_WHAT THE TASK REQUIRES_
Extend the ODPI-C announcement below, continuing from its final line.

_PAGE EXCERPT_
↓

By cj on Jan 30, 2017
Today Oracle released a great new GitHub project - Oracle Database Programming Interface for C. It sits on top of OCI and offers an alternative programming experience.
ODPI-C is a C library that simplifies the use of common Oracle Call Interface (OCI) features for Oracle Database drivers and user applications.
ODPI-C's goal is to expose common OCI functionality in a readily consumable way to the C or C++ developer. OCI's API is extremely flexible and is highly efficient. It gives a lot of fine-grained control to the developer and has a very wide range of use cases. ODPI-C is also flexible but is aimed primarily at language driver creators. These creators are programming within the confines of a scripting language's type system and semantics. The languages often expose simplified data access to users through cross-platform, 'common-denominator' APIs. Therefore it makes sense for ODPI-C to provide easy to use functionality for common data access, while still allowing the power of Oracle Database to be used.
Of course ODPI-C isn't just restricted to driver usage. If ODPI-C has the functionality you need for accessing Oracle Database, you can add it to your own custom projects.
ODPI-C is a refactored and greatly enhanced version of the "DPI" data access layer used in our very successful node-oracledb driver.
Releasing ODPI-C as a new, standalone project means its code can be consumed and reused more easily. For database drivers it allows Oracle features to be exposed more rapidly and in a consistent way. This will allow greater cross-language driver feature compatibility, which is always useful in today's multi-language world.
Oracle's Anthony Tuininga has been leading the ODPI-C effort, making full use of his extensive driver knowledge as creator and maintainer of the extremely popular, and full featured, Python cx_Oracle driver.
The ODPI-C feature list currently includes all the normal calls you'd expect to manage connections and to execute SQL and PL/SQL efficiently. It also has such gems as SQL and PL/SQL object support, scrollable cursors, Advanced Queuing, and Continuous Query Notification. The full list in this initial Beta release, in no particular order, is:
11.2, 12.1 and 12.2 Oracle Client support
SQL and PL/SQL execution
Large objects (CLOB, NCLOB, BLOB, BFILE)
Timestamps (naive, with time zone, with local time zone)
PL/SQL arrays (index-by integer tables)
Objects (types in SQL, records in PL/SQL)
Array DML Row Counts
Connections via Session pools (homogeneous and non-homogeneous)
Session Tagging in session pools
Database Resident Connection Pooling (DRCP)
Connection Validation (when acquired from session pool or DRCP)
Statement caching (with tagging)
DML RETURNING clause
Privileged connection support (SYSDBA, SYSOPER, SYSASM, PRELIM_AUTH)
End-to-end tracing, mid-tier authentication and auditing (action, module, client identifier, client info, database operation)
Query Result Caching
Application Continuity (with some limitations)

↑

_DATASET ROWS_
↓

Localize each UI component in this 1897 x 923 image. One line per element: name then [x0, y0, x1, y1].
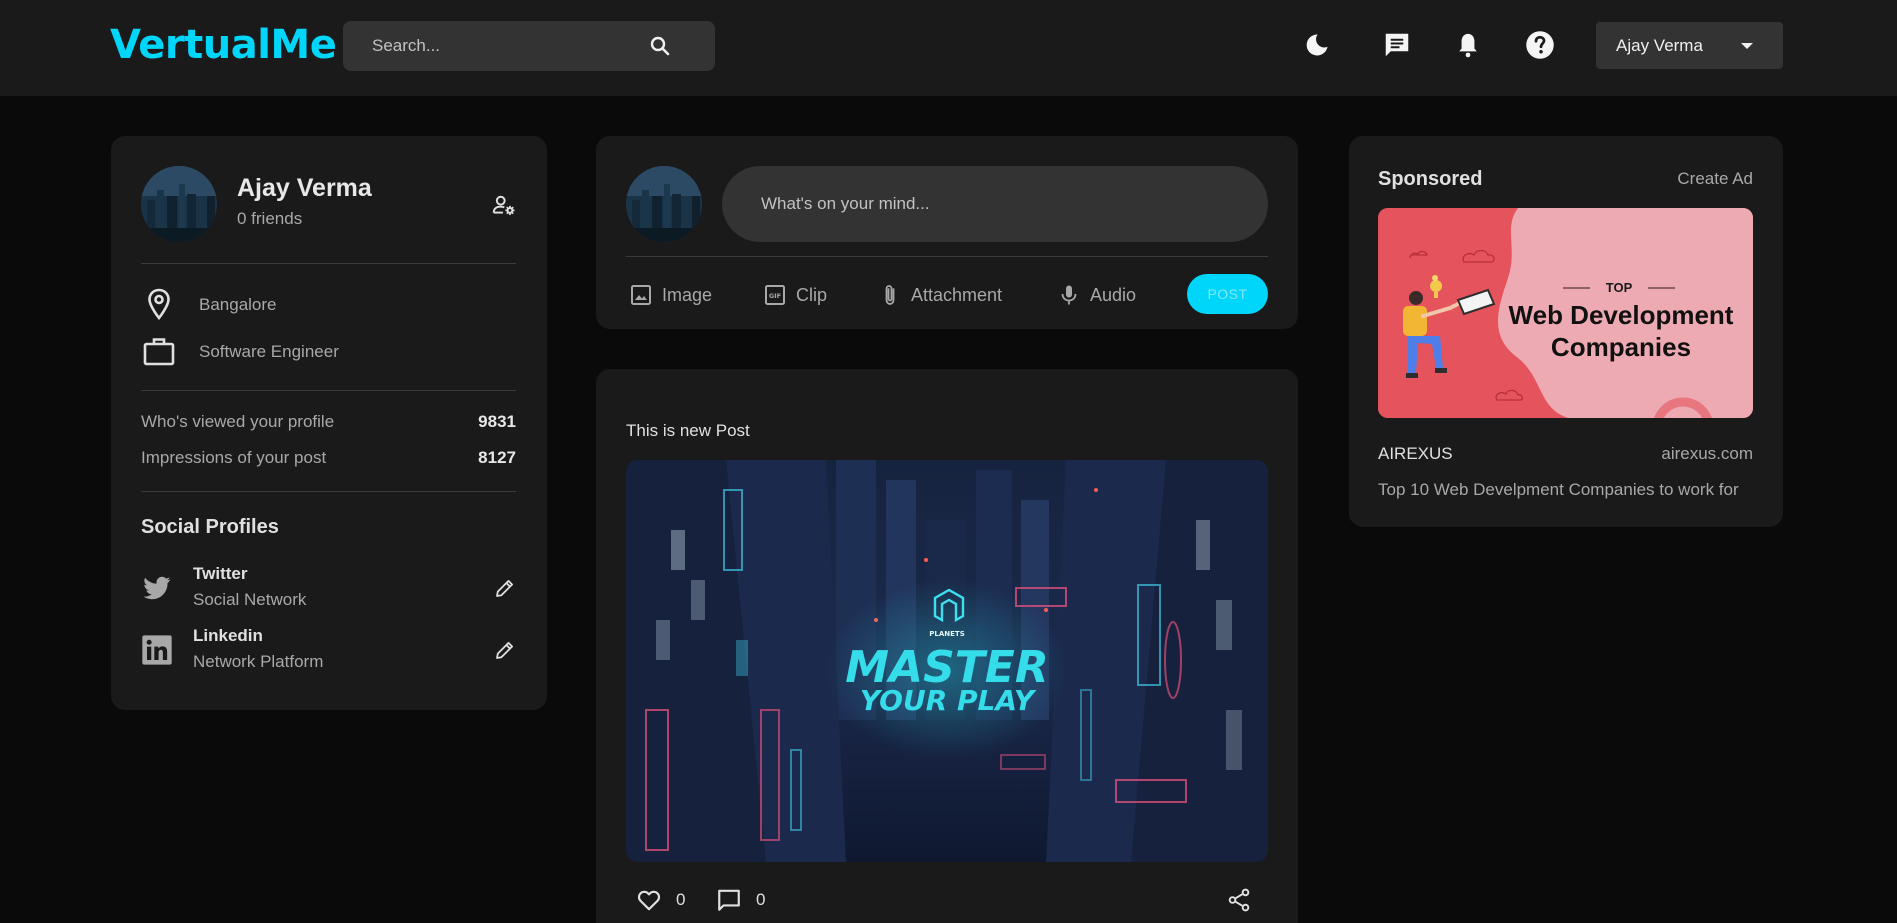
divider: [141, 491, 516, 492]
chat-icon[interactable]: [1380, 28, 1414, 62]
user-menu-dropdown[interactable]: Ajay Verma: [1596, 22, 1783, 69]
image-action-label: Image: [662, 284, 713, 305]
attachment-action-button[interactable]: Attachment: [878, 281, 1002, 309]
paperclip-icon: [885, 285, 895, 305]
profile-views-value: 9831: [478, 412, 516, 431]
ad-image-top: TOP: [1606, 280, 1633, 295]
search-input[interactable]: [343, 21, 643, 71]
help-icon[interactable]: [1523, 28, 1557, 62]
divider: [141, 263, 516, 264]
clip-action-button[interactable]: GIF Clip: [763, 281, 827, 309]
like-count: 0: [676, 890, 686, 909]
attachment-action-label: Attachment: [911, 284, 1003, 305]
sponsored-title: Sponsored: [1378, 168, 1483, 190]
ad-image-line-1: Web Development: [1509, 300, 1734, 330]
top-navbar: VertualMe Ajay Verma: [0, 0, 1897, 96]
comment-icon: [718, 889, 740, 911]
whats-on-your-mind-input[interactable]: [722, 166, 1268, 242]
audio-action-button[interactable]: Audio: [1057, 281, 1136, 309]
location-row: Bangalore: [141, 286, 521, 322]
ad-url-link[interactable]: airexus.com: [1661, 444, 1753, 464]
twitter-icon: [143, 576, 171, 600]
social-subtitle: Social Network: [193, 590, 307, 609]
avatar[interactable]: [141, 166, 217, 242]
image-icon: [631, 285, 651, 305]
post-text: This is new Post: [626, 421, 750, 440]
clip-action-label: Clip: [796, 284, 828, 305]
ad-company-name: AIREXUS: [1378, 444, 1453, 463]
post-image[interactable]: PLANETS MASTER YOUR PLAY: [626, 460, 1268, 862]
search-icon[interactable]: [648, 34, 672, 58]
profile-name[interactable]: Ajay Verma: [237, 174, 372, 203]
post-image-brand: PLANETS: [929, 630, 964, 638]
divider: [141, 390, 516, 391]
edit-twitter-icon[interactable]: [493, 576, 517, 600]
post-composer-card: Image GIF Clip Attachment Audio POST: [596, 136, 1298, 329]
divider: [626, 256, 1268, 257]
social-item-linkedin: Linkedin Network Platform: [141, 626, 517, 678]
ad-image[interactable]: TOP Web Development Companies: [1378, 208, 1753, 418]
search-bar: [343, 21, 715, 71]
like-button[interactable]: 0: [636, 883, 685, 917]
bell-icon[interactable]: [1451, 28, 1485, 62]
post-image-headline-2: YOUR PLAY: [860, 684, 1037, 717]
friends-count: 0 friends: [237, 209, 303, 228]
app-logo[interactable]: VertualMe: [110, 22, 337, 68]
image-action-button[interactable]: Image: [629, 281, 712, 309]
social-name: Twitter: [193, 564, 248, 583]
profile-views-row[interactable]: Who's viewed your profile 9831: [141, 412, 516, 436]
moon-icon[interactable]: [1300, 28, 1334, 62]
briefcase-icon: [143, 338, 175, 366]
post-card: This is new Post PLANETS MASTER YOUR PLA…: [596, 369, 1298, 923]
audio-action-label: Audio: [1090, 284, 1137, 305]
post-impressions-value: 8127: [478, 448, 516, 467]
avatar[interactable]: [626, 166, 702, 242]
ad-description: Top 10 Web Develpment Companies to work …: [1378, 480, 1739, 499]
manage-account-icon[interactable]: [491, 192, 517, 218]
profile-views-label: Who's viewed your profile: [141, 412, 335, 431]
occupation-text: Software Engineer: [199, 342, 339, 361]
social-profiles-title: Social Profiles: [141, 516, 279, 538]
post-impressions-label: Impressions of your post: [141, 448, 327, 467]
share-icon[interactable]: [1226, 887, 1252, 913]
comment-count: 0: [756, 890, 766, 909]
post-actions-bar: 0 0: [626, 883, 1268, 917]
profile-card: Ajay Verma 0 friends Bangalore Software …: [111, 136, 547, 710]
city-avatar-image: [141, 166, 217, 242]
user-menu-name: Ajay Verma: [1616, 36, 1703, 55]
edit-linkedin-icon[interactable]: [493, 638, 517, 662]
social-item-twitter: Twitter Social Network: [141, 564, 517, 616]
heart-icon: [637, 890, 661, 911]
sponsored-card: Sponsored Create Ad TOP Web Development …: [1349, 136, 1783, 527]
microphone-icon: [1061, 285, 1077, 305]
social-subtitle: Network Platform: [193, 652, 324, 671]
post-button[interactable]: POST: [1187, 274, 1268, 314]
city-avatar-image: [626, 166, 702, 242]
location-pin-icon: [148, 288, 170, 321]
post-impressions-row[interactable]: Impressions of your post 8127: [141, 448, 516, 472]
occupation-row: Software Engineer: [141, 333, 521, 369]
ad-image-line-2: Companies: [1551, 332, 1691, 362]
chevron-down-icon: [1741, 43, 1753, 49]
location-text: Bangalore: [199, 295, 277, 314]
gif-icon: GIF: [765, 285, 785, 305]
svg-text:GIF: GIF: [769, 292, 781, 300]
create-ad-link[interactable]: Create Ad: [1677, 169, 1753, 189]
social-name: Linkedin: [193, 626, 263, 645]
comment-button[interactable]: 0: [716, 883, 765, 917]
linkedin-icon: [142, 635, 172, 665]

↑
↓

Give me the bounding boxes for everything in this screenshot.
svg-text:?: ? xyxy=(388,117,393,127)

↑
↓

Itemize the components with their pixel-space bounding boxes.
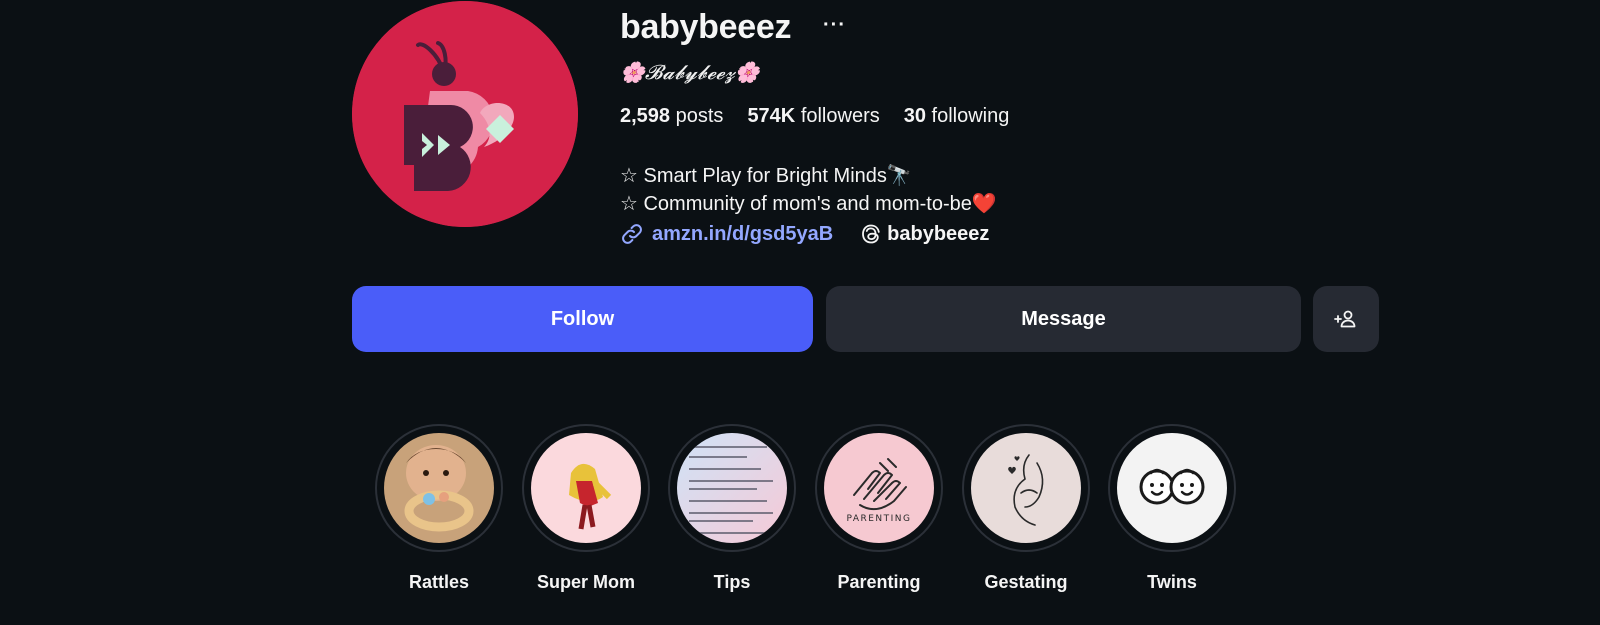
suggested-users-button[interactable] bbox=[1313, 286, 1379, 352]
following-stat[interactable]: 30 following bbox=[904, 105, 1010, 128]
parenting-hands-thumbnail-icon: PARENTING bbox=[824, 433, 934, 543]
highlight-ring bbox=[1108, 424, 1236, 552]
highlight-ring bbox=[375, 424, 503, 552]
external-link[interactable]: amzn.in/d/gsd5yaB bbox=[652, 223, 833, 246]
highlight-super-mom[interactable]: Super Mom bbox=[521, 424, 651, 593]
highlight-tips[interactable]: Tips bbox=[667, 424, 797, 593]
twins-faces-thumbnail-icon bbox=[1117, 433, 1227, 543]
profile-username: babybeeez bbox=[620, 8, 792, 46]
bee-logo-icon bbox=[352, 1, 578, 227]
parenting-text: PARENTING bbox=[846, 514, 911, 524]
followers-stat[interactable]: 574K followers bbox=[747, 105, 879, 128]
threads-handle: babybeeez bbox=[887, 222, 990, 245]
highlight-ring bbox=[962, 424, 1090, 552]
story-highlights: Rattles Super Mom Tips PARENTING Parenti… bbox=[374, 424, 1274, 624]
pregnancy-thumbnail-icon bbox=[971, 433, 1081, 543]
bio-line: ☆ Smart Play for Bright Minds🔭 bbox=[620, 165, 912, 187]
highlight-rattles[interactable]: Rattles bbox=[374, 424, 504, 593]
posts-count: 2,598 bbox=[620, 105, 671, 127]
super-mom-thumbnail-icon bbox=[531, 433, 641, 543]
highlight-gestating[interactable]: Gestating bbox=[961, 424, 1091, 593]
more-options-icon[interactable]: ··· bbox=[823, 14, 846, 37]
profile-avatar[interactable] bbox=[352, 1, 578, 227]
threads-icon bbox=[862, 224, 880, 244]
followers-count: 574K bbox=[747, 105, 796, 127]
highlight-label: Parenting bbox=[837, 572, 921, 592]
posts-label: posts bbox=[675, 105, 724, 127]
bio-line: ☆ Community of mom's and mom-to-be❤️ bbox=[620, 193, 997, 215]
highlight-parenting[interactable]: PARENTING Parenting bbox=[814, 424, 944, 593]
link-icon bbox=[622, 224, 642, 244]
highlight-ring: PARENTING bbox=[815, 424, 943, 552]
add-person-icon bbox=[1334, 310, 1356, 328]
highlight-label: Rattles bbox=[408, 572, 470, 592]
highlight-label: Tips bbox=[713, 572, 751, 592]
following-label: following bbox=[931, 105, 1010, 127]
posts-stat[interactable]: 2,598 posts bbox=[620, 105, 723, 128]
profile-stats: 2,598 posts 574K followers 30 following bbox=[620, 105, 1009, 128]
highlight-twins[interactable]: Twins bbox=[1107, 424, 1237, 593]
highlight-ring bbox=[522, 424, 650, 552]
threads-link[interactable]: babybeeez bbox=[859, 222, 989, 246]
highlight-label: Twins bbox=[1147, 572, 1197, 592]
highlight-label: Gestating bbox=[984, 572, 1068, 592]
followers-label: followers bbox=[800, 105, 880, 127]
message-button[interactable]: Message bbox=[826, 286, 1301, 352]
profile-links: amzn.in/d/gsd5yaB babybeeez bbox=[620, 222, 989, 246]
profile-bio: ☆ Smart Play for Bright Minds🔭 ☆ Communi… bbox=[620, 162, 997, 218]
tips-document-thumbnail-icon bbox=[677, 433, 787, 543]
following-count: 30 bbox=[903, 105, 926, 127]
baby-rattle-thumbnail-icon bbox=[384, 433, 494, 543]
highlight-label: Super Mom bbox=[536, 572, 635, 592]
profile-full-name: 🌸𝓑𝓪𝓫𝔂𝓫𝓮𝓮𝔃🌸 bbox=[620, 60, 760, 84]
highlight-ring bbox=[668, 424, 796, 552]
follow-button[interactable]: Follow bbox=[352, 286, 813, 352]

↑

_RESULT BELOW_
OCI Client Version and Server Version
Implicit Result Sets
Continuous Query Notification
Edition Based Redefinition
Two Phase Commit
In case you want to access other OCI calls without having to modify ODPI-C code, there is a call to get the underlying OCI service context handle.
ODPI-C applications can make full advantage of OCI features which don't require API access, such as the oraaccess.xml configuration for enabling statement cache auto-tuning. Similarly, Oracle Database features controlled by SQL and PL/SQL, such as partitioning, can be used in applications, as you would expect.
Communication to the database is handled by Oracle Net, so features such as encrypted communication and LDAP can be configured.
ODPI-C's API makes memory and resource management simpler, particularly for 'binding' and 'defining'. A reference counting mechanism adds resiliency by stopping applications destroying in-use OCI resources. To offer an alternative programming experience from OCI, the ODPI-C API uses a multiple getter/setter model for handling attributes.
ODPI-C is released as source-code on GitHub. The code makes OCI calls and so requires an Oracle client, which must be installed separately. Version 11.2 or later of the client is required. This allows applications to connect to Oracle Database 9.2 or later. The free Oracle Instant Client is the standard way to obtain standalone Oracle client libraries and header files.
The project is licensed under the Apache 2.0 and/or the Oracle UPL licenses, so the code is readily available for adoption into your own projects.
ODPI-C code can be included in your C or C++ applications and compiled like any OCI application. Or if you want to use ODPI-C as a shared library, a sample Makefile for building on Linux, OS X and Windows is provided
Support for ODPI-C is via logging GitHub Issues only - but this does have the advantage of giving you direct access to ODPI-C developers. Also remember the underlying OCI libraries (which do all the hard work) are extremely widely used, tested and supported.
If you want to do more than view the code, you can build ODPI-C as a library using the sample Makefile, and then build the current standalone sample programs. These show a number of ODPI-C features.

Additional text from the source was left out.